▽

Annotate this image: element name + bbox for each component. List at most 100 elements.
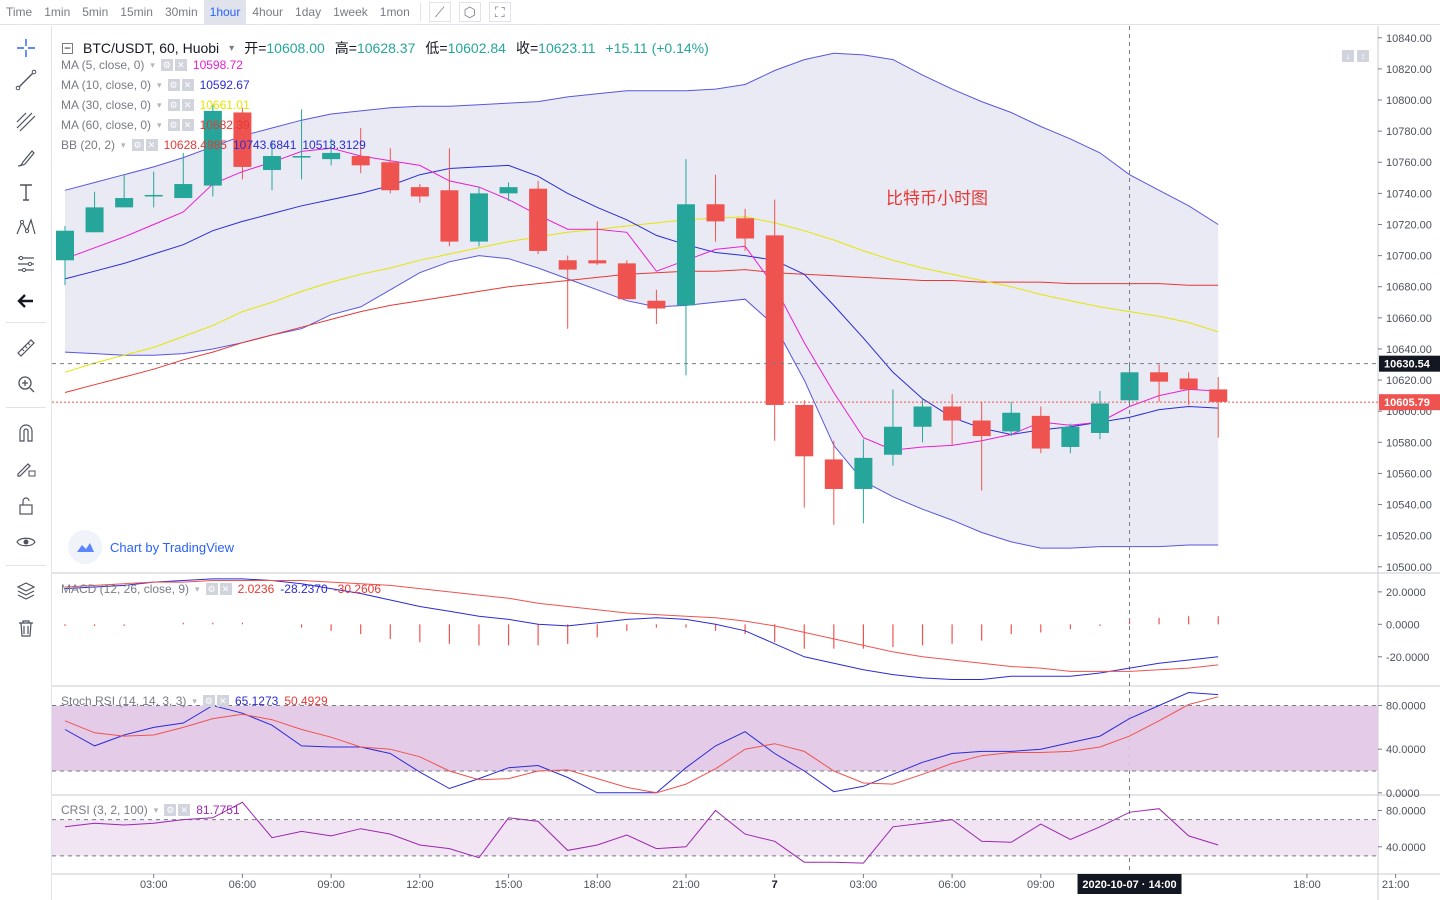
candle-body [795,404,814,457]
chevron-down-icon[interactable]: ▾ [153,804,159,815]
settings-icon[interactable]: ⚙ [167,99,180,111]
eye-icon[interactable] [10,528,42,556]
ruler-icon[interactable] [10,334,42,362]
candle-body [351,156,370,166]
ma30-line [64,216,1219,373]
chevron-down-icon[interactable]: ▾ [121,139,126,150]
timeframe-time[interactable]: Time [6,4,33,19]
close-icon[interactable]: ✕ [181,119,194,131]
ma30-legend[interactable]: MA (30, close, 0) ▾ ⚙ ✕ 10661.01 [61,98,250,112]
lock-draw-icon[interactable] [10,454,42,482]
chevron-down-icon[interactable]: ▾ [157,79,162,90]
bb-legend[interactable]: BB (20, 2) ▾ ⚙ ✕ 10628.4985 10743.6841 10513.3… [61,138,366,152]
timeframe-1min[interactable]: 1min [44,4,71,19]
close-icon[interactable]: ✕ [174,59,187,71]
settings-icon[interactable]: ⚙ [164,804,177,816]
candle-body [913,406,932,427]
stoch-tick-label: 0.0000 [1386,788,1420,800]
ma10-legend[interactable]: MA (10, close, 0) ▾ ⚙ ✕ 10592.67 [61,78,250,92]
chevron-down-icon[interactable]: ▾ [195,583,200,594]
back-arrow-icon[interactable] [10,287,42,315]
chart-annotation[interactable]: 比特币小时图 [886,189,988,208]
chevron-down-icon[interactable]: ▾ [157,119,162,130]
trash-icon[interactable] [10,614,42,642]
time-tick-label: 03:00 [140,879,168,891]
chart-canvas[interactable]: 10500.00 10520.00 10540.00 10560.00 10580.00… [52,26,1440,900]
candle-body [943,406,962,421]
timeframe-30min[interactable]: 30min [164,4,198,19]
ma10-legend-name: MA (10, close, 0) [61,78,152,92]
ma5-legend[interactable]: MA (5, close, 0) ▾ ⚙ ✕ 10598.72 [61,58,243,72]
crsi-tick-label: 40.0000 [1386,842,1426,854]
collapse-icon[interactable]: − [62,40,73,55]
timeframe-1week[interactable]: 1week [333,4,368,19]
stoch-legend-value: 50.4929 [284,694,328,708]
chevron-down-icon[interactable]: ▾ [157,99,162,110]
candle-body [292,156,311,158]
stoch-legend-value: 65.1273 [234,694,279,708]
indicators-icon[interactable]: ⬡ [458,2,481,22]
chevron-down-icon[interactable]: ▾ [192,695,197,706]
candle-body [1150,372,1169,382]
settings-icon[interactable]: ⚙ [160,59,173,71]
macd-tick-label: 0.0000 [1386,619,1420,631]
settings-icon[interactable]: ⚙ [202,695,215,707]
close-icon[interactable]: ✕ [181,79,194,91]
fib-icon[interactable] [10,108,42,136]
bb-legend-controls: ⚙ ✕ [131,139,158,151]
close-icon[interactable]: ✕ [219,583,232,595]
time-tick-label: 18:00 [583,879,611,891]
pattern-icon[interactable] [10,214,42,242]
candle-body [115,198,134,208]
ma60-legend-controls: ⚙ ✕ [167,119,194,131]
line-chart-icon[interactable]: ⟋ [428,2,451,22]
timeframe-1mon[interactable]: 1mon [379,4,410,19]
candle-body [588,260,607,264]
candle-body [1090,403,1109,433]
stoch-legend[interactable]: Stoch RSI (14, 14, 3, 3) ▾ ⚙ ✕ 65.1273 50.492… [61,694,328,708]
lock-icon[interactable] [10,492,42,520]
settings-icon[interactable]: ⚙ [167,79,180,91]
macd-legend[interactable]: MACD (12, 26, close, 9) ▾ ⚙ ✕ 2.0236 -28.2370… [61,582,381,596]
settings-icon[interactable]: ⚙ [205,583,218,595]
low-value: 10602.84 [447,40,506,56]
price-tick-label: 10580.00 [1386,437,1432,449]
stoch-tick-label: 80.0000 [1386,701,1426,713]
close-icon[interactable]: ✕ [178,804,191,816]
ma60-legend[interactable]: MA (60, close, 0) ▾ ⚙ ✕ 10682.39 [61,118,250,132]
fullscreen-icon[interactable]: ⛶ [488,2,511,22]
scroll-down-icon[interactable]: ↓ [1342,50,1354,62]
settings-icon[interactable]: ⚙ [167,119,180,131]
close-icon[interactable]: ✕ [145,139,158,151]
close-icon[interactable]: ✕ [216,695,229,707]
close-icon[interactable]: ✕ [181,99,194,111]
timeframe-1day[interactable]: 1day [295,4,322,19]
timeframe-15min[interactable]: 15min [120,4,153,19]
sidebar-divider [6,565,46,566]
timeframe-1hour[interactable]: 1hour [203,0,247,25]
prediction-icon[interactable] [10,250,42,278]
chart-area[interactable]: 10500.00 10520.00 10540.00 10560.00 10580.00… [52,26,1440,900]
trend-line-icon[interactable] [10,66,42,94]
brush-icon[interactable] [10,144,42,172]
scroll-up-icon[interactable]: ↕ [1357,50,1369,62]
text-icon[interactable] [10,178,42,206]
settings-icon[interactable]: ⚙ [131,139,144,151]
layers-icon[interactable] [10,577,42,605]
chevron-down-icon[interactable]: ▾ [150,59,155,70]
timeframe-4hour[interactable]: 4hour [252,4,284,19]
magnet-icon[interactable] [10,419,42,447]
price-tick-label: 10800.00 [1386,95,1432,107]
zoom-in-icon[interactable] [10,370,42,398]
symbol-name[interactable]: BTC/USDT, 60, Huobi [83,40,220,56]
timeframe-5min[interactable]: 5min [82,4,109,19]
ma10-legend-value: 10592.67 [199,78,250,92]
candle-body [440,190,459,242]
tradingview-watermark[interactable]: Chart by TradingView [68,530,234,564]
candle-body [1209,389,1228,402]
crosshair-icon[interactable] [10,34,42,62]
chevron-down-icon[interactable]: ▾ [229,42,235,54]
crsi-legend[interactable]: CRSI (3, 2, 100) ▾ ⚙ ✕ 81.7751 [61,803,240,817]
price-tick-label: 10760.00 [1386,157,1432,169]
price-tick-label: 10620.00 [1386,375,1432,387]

△

**Given instruction:** Copy every one of the entries above word for word, leaving out the pictures.

**Completed task:**
Annotate this image: element name + bbox for each component. List at most 100 elements.
candle-body [795,404,814,457]
chevron-down-icon[interactable]: ▾ [153,804,159,815]
settings-icon[interactable]: ⚙ [167,99,180,111]
eye-icon[interactable] [10,528,42,556]
ruler-icon[interactable] [10,334,42,362]
candle-body [351,156,370,166]
ma30-line [64,216,1219,373]
chevron-down-icon[interactable]: ▾ [121,139,126,150]
timeframe-time[interactable]: Time [6,4,33,19]
close-icon[interactable]: ✕ [181,119,194,131]
ma30-legend[interactable]: MA (30, close, 0) ▾ ⚙ ✕ 10661.01 [61,98,250,112]
lock-draw-icon[interactable] [10,454,42,482]
chevron-down-icon[interactable]: ▾ [157,79,162,90]
bb-legend[interactable]: BB (20, 2) ▾ ⚙ ✕ 10628.4985 10743.6841 10513.3… [61,138,366,152]
timeframe-1min[interactable]: 1min [44,4,71,19]
close-icon[interactable]: ✕ [174,59,187,71]
settings-icon[interactable]: ⚙ [164,804,177,816]
candle-body [913,406,932,427]
stoch-tick-label: 0.0000 [1386,788,1420,800]
ma10-legend[interactable]: MA (10, close, 0) ▾ ⚙ ✕ 10592.67 [61,78,250,92]
chevron-down-icon[interactable]: ▾ [195,583,200,594]
back-arrow-icon[interactable] [10,287,42,315]
chart-annotation[interactable]: 比特币小时图 [886,189,988,208]
chevron-down-icon[interactable]: ▾ [157,119,162,130]
trash-icon[interactable] [10,614,42,642]
time-tick-label: 03:00 [140,879,168,891]
chart-canvas[interactable]: 10500.00 10520.00 10540.00 10560.00 10580.00… [52,26,1440,900]
candle-body [943,406,962,421]
timeframe-30min[interactable]: 30min [164,4,198,19]
ma10-legend-name: MA (10, close, 0) [61,78,152,92]
ma5-legend[interactable]: MA (5, close, 0) ▾ ⚙ ✕ 10598.72 [61,58,243,72]
crsi-tick-label: 40.0000 [1386,842,1426,854]
collapse-icon[interactable]: − [62,40,73,55]
timeframe-1week[interactable]: 1week [333,4,368,19]
stoch-legend-value: 50.4929 [284,694,328,708]
chevron-down-icon[interactable]: ▾ [157,99,162,110]
candle-body [292,156,311,158]
stoch-legend-value: 65.1273 [234,694,279,708]
indicators-icon[interactable]: ⬡ [458,2,481,22]
chevron-down-icon[interactable]: ▾ [192,695,197,706]
candle-body [1150,372,1169,382]
settings-icon[interactable]: ⚙ [160,59,173,71]
macd-tick-label: 0.0000 [1386,619,1420,631]
settings-icon[interactable]: ⚙ [202,695,215,707]
close-icon[interactable]: ✕ [181,79,194,91]
fib-icon[interactable] [10,108,42,136]
bb-legend-controls: ⚙ ✕ [131,139,158,151]
close-icon[interactable]: ✕ [219,583,232,595]
time-tick-label: 18:00 [583,879,611,891]
pattern-icon[interactable] [10,214,42,242]
candle-body [115,198,134,208]
ma60-legend-controls: ⚙ ✕ [167,119,194,131]
line-chart-icon[interactable]: ⟋ [428,2,451,22]
timeframe-1mon[interactable]: 1mon [379,4,410,19]
candle-body [588,260,607,264]
candle-body [1090,403,1109,433]
stoch-legend[interactable]: Stoch RSI (14, 14, 3, 3) ▾ ⚙ ✕ 65.1273 50.492… [61,694,328,708]
lock-icon[interactable] [10,492,42,520]
settings-icon[interactable]: ⚙ [167,79,180,91]
macd-legend[interactable]: MACD (12, 26, close, 9) ▾ ⚙ ✕ 2.0236 -28.2370… [61,582,381,596]
settings-icon[interactable]: ⚙ [205,583,218,595]
low-value: 10602.84 [447,40,506,56]
price-tick-label: 10580.00 [1386,437,1432,449]
stoch-tick-label: 80.0000 [1386,701,1426,713]
close-icon[interactable]: ✕ [178,804,191,816]
ma60-legend[interactable]: MA (60, close, 0) ▾ ⚙ ✕ 10682.39 [61,118,250,132]
fullscreen-icon[interactable]: ⛶ [488,2,511,22]
scroll-down-icon[interactable]: ↓ [1342,50,1354,62]
settings-icon[interactable]: ⚙ [167,119,180,131]
close-icon[interactable]: ✕ [145,139,158,151]
close-icon[interactable]: ✕ [216,695,229,707]
close-icon[interactable]: ✕ [181,99,194,111]
timeframe-1day[interactable]: 1day [295,4,322,19]
timeframe-15min[interactable]: 15min [120,4,153,19]
sidebar-divider [6,565,46,566]
timeframe-1hour[interactable]: 1hour [203,0,247,25]
prediction-icon[interactable] [10,250,42,278]
chart-area[interactable]: 10500.00 10520.00 10540.00 10560.00 10580.00… [52,26,1440,900]
trend-line-icon[interactable] [10,66,42,94]
brush-icon[interactable] [10,144,42,172]
scroll-up-icon[interactable]: ↕ [1357,50,1369,62]
text-icon[interactable] [10,178,42,206]
settings-icon[interactable]: ⚙ [131,139,144,151]
layers-icon[interactable] [10,577,42,605]
chevron-down-icon[interactable]: ▾ [150,59,155,70]
timeframe-4hour[interactable]: 4hour [252,4,284,19]
magnet-icon[interactable] [10,419,42,447]
price-tick-label: 10800.00 [1386,95,1432,107]
zoom-in-icon[interactable] [10,370,42,398]
symbol-name[interactable]: BTC/USDT, 60, Huobi [83,40,220,56]
timeframe-5min[interactable]: 5min [82,4,109,19]
ma10-legend-value: 10592.67 [199,78,250,92]
candle-body [440,190,459,242]
tradingview-watermark[interactable]: Chart by TradingView [68,530,234,564]
candle-body [1209,389,1228,402]
crosshair-icon[interactable] [10,34,42,62]
chevron-down-icon[interactable]: ▾ [229,42,235,54]
crsi-legend[interactable]: CRSI (3, 2, 100) ▾ ⚙ ✕ 81.7751 [61,803,240,817]
price-tick-label: 10760.00 [1386,157,1432,169]
price-tick-label: 10620.00 [1386,375,1432,387]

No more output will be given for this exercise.